Task objective
In the listing below, identify each line with the word "faire" and return those lines.

════

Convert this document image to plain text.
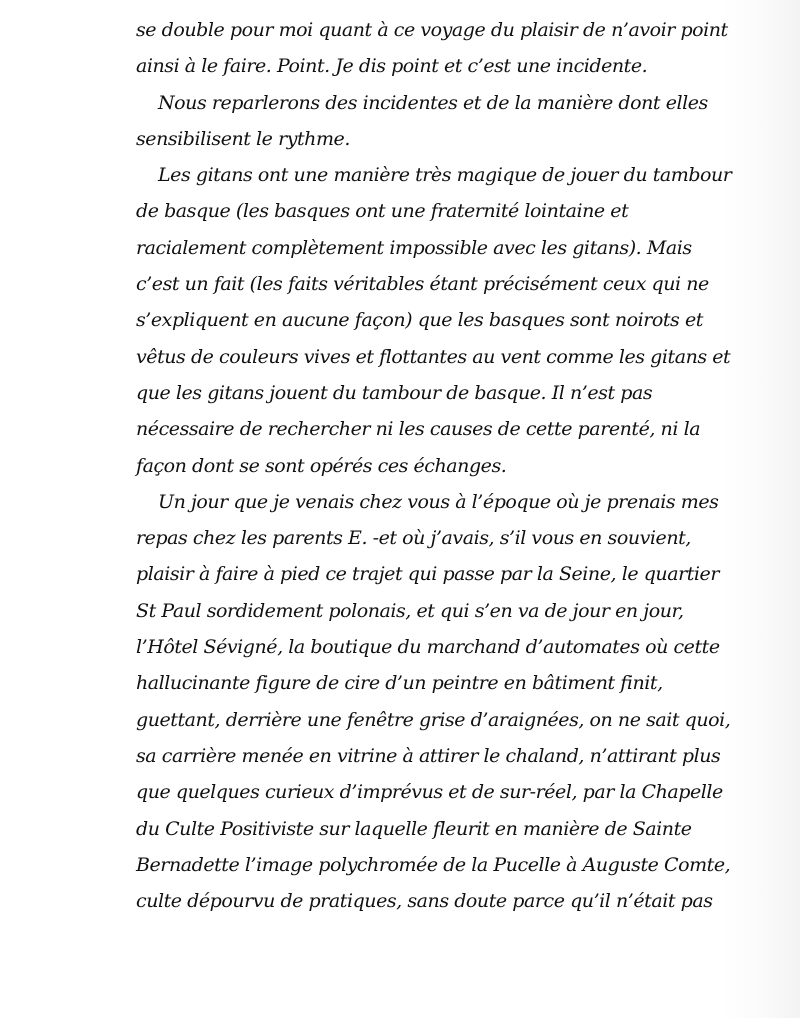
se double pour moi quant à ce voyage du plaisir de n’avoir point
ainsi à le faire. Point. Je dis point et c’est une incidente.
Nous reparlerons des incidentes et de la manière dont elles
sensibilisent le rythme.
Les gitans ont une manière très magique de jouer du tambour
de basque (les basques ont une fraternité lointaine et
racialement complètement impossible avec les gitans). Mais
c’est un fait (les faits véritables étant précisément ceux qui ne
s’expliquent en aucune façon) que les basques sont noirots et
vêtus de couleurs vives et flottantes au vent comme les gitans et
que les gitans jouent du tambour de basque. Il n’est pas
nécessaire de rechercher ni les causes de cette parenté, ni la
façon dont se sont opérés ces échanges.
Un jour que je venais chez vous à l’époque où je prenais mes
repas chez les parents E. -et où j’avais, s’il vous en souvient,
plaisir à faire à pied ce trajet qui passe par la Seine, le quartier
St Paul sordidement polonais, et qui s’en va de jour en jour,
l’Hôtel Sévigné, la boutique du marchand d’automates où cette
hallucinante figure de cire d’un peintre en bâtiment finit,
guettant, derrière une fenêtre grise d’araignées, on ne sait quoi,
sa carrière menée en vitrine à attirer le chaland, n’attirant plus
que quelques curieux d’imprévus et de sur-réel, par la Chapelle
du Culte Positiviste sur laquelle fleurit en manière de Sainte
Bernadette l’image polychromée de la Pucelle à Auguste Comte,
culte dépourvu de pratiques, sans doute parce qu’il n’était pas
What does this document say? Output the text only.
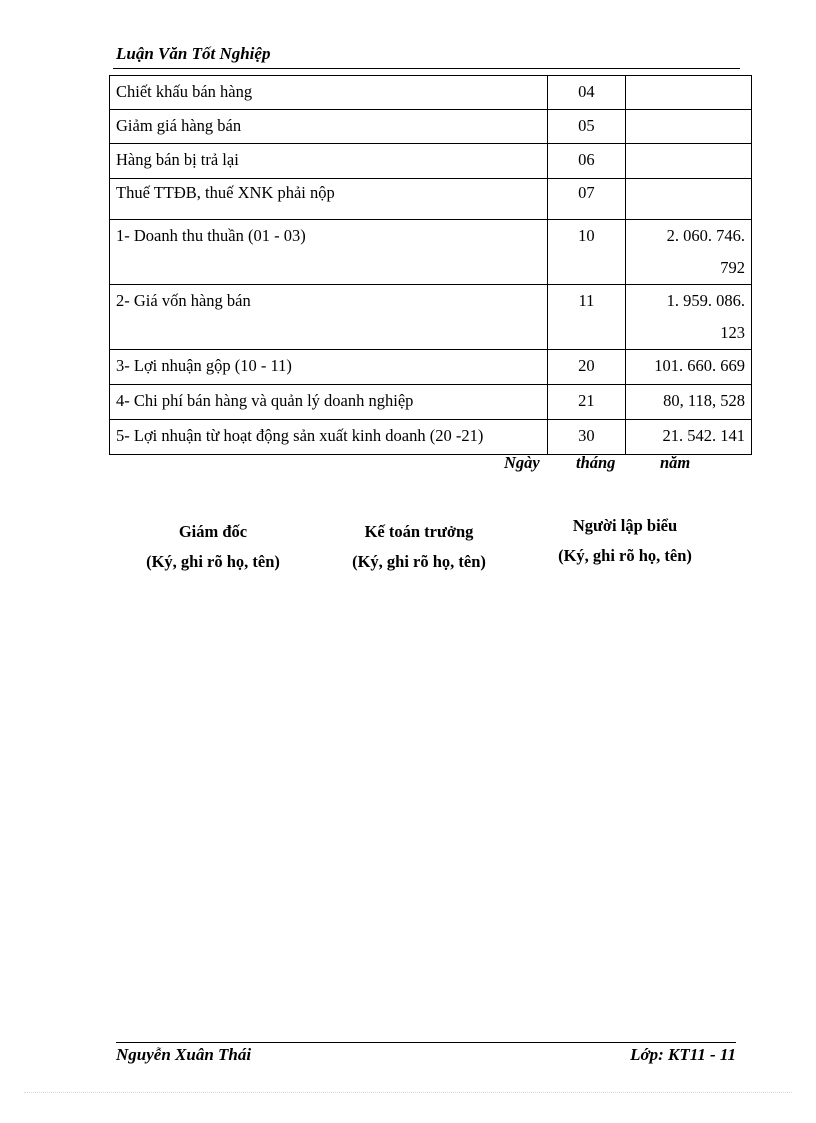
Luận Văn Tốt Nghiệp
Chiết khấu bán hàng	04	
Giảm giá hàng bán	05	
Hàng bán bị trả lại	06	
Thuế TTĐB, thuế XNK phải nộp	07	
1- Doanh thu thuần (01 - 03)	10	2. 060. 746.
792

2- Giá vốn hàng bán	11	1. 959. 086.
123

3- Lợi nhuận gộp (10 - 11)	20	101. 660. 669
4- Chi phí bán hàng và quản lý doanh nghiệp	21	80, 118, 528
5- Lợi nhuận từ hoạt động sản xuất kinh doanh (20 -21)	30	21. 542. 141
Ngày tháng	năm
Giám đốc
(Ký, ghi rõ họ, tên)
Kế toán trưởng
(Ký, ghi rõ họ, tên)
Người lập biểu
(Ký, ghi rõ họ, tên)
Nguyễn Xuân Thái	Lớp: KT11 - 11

════

Answer
ainsi à le faire. Point. Je dis point et c’est une incidente.
plaisir à faire à pied ce trajet qui passe par la Seine, le quartier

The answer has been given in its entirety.